* Data extracted from a collection:

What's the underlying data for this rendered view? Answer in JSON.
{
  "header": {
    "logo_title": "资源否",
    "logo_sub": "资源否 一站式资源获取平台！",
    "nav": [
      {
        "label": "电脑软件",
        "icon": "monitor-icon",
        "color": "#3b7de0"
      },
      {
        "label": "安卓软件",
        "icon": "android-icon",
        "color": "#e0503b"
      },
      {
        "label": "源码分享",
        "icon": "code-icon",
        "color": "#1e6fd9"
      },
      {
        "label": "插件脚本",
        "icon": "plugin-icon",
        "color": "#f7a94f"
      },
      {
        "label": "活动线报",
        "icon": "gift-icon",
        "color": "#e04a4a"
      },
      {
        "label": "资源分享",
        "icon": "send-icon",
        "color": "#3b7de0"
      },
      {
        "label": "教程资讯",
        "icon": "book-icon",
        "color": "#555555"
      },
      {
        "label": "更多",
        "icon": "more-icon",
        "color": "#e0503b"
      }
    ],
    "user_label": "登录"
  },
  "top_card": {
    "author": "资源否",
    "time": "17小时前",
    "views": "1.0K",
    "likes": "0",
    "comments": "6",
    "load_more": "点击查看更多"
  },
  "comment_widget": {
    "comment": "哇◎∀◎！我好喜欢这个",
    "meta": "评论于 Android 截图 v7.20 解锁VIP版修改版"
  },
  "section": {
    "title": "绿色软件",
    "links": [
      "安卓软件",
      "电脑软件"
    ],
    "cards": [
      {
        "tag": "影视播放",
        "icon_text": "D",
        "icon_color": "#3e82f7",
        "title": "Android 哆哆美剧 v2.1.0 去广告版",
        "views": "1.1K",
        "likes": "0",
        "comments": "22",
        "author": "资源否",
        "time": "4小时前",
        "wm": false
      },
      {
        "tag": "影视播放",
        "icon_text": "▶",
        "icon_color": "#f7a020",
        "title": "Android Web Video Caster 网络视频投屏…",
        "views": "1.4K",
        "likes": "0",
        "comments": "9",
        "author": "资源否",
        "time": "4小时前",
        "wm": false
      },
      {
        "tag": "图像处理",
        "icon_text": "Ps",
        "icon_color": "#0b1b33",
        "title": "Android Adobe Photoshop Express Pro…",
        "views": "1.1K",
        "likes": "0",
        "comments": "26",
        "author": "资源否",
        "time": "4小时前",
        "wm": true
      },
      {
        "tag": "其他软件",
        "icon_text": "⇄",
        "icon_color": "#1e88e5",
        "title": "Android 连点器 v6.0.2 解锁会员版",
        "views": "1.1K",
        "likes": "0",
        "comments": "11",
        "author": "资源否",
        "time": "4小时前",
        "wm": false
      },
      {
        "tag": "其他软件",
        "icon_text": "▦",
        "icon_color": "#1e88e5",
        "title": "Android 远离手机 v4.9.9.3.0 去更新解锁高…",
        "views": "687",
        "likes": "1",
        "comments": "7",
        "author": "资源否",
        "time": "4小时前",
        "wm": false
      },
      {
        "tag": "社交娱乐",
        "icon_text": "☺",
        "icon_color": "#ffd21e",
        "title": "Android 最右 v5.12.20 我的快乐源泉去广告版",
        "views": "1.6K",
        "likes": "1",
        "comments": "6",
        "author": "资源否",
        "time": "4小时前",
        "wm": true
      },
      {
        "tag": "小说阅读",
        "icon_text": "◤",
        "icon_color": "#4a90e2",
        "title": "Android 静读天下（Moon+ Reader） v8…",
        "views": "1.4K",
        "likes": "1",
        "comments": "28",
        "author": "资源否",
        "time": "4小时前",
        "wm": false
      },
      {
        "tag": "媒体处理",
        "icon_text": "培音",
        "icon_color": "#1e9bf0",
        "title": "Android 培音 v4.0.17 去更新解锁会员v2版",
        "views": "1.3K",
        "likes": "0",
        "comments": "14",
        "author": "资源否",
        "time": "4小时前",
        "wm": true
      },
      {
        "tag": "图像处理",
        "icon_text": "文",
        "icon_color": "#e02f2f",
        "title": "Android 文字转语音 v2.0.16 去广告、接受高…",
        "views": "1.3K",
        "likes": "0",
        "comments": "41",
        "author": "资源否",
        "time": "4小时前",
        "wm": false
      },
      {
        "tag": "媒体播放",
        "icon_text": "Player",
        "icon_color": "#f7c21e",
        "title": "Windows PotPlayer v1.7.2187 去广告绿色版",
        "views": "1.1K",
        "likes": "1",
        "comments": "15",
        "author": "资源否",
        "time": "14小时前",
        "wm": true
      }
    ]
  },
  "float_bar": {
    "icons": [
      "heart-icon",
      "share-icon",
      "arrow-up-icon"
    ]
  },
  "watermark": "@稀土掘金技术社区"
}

* WORK TO COMPLETE: All of the entries must be written out exactly as they stand.

* WRITTEN ANSWER:
What's the underlying data for this rendered view? Answer in JSON.
{
  "header": {
    "logo_title": "资源否",
    "logo_sub": "资源否 一站式资源获取平台！",
    "nav": [
      {
        "label": "电脑软件",
        "icon": "monitor-icon",
        "color": "#3b7de0"
      },
      {
        "label": "安卓软件",
        "icon": "android-icon",
        "color": "#e0503b"
      },
      {
        "label": "源码分享",
        "icon": "code-icon",
        "color": "#1e6fd9"
      },
      {
        "label": "插件脚本",
        "icon": "plugin-icon",
        "color": "#f7a94f"
      },
      {
        "label": "活动线报",
        "icon": "gift-icon",
        "color": "#e04a4a"
      },
      {
        "label": "资源分享",
        "icon": "send-icon",
        "color": "#3b7de0"
      },
      {
        "label": "教程资讯",
        "icon": "book-icon",
        "color": "#555555"
      },
      {
        "label": "更多",
        "icon": "more-icon",
        "color": "#e0503b"
      }
    ],
    "user_label": "登录"
  },
  "top_card": {
    "author": "资源否",
    "time": "17小时前",
    "views": "1.0K",
    "likes": "0",
    "comments": "6",
    "load_more": "点击查看更多"
  },
  "comment_widget": {
    "comment": "哇◎∀◎！我好喜欢这个",
    "meta": "评论于 Android 截图 v7.20 解锁VIP版修改版"
  },
  "section": {
    "title": "绿色软件",
    "links": [
      "安卓软件",
      "电脑软件"
    ],
    "cards": [
      {
        "tag": "影视播放",
        "icon_text": "D",
        "icon_color": "#3e82f7",
        "title": "Android 哆哆美剧 v2.1.0 去广告版",
        "views": "1.1K",
        "likes": "0",
        "comments": "22",
        "author": "资源否",
        "time": "4小时前",
        "wm": false
      },
      {
        "tag": "影视播放",
        "icon_text": "▶",
        "icon_color": "#f7a020",
        "title": "Android Web Video Caster 网络视频投屏…",
        "views": "1.4K",
        "likes": "0",
        "comments": "9",
        "author": "资源否",
        "time": "4小时前",
        "wm": false
      },
      {
        "tag": "图像处理",
        "icon_text": "Ps",
        "icon_color": "#0b1b33",
        "title": "Android Adobe Photoshop Express Pro…",
        "views": "1.1K",
        "likes": "0",
        "comments": "26",
        "author": "资源否",
        "time": "4小时前",
        "wm": true
      },
      {
        "tag": "其他软件",
        "icon_text": "⇄",
        "icon_color": "#1e88e5",
        "title": "Android 连点器 v6.0.2 解锁会员版",
        "views": "1.1K",
        "likes": "0",
        "comments": "11",
        "author": "资源否",
        "time": "4小时前",
        "wm": false
      },
      {
        "tag": "其他软件",
        "icon_text": "▦",
        "icon_color": "#1e88e5",
        "title": "Android 远离手机 v4.9.9.3.0 去更新解锁高…",
        "views": "687",
        "likes": "1",
        "comments": "7",
        "author": "资源否",
        "time": "4小时前",
        "wm": false
      },
      {
        "tag": "社交娱乐",
        "icon_text": "☺",
        "icon_color": "#ffd21e",
        "title": "Android 最右 v5.12.20 我的快乐源泉去广告版",
        "views": "1.6K",
        "likes": "1",
        "comments": "6",
        "author": "资源否",
        "time": "4小时前",
        "wm": true
      },
      {
        "tag": "小说阅读",
        "icon_text": "◤",
        "icon_color": "#4a90e2",
        "title": "Android 静读天下（Moon+ Reader） v8…",
        "views": "1.4K",
        "likes": "1",
        "comments": "28",
        "author": "资源否",
        "time": "4小时前",
        "wm": false
      },
      {
        "tag": "媒体处理",
        "icon_text": "培音",
        "icon_color": "#1e9bf0",
        "title": "Android 培音 v4.0.17 去更新解锁会员v2版",
        "views": "1.3K",
        "likes": "0",
        "comments": "14",
        "author": "资源否",
        "time": "4小时前",
        "wm": true
      },
      {
        "tag": "图像处理",
        "icon_text": "文",
        "icon_color": "#e02f2f",
        "title": "Android 文字转语音 v2.0.16 去广告、接受高…",
        "views": "1.3K",
        "likes": "0",
        "comments": "41",
        "author": "资源否",
        "time": "4小时前",
        "wm": false
      },
      {
        "tag": "媒体播放",
        "icon_text": "Player",
        "icon_color": "#f7c21e",
        "title": "Windows PotPlayer v1.7.2187 去广告绿色版",
        "views": "1.1K",
        "likes": "1",
        "comments": "15",
        "author": "资源否",
        "time": "14小时前",
        "wm": true
      }
    ]
  },
  "float_bar": {
    "icons": [
      "heart-icon",
      "share-icon",
      "arrow-up-icon"
    ]
  },
  "watermark": "@稀土掘金技术社区"
}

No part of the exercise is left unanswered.